Stated exercise —
Locate every line in the material below that contains the string "badge" and copy each of those lines.

****************************************

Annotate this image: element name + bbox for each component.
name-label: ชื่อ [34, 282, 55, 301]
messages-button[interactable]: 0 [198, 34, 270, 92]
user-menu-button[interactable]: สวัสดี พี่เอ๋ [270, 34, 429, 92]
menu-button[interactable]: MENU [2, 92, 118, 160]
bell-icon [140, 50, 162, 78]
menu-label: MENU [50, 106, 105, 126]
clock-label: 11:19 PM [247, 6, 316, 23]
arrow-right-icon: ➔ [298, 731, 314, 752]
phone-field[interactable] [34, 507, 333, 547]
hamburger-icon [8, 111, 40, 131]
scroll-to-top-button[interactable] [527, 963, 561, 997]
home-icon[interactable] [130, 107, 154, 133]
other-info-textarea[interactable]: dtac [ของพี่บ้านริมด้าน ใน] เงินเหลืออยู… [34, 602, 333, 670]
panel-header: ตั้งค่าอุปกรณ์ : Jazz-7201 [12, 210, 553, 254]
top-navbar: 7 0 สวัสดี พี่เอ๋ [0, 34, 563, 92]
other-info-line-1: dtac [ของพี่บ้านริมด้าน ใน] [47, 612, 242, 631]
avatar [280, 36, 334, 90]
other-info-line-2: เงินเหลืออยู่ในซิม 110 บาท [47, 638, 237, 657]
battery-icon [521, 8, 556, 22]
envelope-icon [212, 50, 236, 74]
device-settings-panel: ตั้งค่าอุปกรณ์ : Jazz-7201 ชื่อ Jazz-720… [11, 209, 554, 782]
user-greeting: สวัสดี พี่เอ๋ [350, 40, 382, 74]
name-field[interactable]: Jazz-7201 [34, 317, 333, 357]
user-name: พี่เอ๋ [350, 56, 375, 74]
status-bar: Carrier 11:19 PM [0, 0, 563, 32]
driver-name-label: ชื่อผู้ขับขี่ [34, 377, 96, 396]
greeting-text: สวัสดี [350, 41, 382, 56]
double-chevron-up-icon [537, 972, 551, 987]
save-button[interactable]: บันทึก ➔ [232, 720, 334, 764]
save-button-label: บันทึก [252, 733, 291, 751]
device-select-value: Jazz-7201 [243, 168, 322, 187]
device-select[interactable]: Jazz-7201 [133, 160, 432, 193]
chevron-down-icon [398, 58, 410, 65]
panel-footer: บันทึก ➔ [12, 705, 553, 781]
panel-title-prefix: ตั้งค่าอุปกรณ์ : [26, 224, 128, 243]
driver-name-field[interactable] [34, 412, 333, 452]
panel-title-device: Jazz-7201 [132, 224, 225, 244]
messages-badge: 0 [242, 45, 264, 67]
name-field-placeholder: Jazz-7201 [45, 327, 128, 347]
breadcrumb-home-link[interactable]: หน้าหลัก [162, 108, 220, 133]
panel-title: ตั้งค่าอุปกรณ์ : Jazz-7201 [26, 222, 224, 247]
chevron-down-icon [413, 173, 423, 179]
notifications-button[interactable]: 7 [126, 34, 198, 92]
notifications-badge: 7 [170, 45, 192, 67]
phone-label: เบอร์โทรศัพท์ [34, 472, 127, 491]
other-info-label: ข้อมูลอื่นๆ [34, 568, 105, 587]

****************************************

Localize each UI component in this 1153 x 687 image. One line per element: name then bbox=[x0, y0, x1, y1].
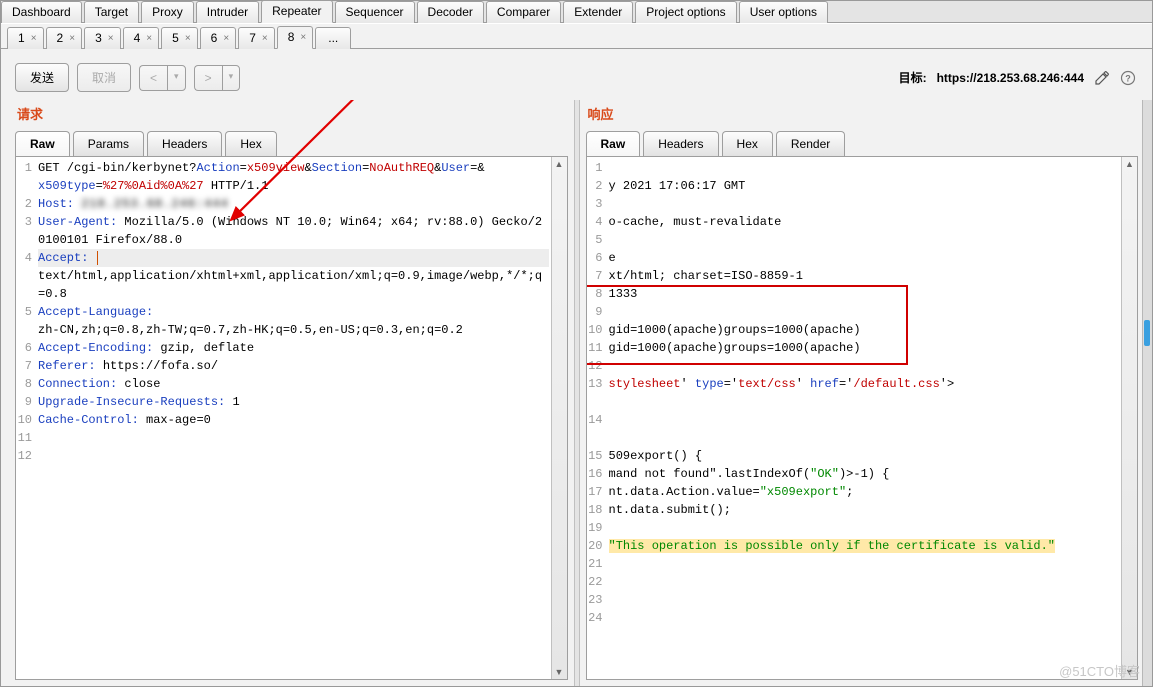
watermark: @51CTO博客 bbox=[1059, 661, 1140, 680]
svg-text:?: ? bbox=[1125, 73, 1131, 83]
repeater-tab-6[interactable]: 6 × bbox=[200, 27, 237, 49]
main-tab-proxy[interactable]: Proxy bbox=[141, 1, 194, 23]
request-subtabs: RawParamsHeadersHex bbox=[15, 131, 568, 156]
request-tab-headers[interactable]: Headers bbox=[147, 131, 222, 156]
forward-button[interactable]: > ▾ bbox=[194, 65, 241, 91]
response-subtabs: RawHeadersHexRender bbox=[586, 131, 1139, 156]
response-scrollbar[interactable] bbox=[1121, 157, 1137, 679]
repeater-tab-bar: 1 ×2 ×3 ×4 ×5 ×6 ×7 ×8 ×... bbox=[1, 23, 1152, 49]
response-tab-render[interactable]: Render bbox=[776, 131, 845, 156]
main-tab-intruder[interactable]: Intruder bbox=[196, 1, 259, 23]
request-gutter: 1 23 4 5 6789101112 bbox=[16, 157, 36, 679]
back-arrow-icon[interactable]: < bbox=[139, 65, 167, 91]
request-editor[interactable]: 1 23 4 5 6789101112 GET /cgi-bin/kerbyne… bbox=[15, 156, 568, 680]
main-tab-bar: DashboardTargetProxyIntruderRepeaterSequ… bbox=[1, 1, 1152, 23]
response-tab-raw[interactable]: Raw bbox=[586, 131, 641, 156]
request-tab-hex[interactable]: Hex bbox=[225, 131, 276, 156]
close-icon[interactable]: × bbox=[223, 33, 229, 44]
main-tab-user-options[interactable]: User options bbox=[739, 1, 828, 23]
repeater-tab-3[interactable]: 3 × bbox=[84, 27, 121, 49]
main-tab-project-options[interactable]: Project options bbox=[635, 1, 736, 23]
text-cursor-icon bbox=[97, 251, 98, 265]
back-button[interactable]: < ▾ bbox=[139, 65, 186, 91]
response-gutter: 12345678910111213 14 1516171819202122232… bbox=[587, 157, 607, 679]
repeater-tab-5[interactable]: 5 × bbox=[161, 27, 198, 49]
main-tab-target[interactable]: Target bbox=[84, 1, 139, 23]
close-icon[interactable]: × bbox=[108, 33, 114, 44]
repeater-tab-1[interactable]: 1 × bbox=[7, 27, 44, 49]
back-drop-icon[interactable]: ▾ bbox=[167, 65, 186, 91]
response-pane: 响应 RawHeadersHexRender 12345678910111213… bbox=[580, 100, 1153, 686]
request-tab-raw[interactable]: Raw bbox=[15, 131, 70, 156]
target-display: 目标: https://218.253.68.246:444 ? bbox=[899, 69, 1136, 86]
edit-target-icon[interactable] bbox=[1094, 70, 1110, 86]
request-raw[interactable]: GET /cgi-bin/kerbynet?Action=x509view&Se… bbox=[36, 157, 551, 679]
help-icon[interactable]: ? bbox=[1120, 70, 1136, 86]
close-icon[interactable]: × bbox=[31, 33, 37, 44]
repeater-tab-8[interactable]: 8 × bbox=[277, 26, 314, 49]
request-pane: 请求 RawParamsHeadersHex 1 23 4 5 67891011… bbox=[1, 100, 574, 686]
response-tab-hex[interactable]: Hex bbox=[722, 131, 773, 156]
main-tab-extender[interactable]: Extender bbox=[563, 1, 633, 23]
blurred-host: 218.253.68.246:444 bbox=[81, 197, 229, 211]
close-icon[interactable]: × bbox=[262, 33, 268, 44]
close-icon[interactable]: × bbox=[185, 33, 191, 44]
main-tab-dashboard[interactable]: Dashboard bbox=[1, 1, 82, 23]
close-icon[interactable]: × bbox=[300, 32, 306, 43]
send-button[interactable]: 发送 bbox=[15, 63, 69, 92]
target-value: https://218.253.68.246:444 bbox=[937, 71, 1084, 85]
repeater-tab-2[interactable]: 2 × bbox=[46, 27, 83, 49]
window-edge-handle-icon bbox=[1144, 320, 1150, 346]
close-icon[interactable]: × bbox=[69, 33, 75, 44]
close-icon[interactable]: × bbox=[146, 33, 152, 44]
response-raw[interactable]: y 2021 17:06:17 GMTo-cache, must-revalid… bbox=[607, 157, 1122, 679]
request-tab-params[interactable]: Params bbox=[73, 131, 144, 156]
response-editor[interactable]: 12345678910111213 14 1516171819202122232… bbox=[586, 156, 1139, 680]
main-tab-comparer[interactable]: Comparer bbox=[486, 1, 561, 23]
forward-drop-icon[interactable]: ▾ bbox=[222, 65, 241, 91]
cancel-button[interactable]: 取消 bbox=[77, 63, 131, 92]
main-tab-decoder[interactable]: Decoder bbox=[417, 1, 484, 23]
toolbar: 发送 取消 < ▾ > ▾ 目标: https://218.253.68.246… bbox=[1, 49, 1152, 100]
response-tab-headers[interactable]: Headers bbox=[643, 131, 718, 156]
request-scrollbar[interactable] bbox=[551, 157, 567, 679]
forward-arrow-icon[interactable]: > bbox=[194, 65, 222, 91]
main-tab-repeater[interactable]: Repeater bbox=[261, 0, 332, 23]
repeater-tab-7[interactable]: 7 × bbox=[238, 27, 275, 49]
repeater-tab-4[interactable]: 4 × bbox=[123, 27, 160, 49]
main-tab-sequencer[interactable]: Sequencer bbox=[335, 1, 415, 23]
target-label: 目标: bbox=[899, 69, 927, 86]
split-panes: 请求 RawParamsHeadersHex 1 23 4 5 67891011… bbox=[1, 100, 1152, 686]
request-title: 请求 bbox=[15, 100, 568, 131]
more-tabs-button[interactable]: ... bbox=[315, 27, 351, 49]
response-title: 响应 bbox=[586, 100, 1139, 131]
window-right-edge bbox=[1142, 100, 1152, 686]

****************************************

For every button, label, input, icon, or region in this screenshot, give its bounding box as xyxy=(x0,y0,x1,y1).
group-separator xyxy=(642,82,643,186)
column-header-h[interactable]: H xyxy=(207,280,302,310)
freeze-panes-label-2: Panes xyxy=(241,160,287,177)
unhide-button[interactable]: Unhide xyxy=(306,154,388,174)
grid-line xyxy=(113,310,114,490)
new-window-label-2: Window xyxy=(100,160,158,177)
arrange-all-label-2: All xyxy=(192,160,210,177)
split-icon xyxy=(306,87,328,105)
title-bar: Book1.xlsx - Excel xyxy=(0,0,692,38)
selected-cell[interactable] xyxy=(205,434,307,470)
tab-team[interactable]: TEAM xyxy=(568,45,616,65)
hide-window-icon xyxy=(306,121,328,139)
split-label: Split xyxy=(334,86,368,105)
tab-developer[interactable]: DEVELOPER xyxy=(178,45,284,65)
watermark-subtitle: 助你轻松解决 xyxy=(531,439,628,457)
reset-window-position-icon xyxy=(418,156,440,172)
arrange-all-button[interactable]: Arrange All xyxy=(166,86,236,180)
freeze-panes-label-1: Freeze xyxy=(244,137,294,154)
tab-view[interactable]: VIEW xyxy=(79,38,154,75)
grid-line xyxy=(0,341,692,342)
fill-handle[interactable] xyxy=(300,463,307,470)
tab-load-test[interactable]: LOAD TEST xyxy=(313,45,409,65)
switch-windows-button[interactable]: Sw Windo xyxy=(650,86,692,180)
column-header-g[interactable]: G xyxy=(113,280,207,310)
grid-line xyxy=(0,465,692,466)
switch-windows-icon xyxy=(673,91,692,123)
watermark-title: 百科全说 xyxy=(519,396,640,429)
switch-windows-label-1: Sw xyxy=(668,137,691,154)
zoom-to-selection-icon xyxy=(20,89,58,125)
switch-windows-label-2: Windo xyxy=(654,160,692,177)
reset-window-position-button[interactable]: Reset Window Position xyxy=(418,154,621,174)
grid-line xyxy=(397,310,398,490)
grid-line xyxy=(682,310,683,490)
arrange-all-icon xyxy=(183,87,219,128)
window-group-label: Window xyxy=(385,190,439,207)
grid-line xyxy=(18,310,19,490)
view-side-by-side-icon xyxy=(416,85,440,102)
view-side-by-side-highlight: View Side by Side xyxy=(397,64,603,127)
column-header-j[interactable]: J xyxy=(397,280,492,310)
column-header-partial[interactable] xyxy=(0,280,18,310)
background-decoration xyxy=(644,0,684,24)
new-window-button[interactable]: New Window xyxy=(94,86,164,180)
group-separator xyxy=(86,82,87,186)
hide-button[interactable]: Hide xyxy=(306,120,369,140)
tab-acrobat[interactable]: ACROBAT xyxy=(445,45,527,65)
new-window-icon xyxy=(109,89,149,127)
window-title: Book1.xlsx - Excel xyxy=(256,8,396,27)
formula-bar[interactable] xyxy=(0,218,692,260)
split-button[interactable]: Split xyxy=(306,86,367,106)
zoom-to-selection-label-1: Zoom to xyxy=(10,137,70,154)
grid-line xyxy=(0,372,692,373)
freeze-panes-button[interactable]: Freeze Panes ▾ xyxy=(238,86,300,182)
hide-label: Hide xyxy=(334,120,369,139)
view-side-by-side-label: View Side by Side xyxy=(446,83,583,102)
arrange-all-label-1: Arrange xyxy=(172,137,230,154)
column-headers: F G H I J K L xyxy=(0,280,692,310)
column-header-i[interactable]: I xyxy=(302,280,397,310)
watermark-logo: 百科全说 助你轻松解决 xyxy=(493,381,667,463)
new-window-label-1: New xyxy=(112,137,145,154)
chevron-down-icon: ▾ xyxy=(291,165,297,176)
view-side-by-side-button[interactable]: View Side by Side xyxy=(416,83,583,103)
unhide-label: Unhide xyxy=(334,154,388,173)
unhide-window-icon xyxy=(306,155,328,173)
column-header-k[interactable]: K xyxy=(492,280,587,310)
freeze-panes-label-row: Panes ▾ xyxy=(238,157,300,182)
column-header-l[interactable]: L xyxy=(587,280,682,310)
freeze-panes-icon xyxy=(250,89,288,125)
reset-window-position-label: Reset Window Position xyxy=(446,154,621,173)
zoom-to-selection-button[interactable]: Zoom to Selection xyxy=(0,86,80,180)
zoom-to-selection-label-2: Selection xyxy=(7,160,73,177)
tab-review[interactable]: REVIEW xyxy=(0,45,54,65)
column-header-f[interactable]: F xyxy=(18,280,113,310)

****************************************

The solution —
messages-badge: 0 [242, 45, 264, 67]
notifications-badge: 7 [170, 45, 192, 67]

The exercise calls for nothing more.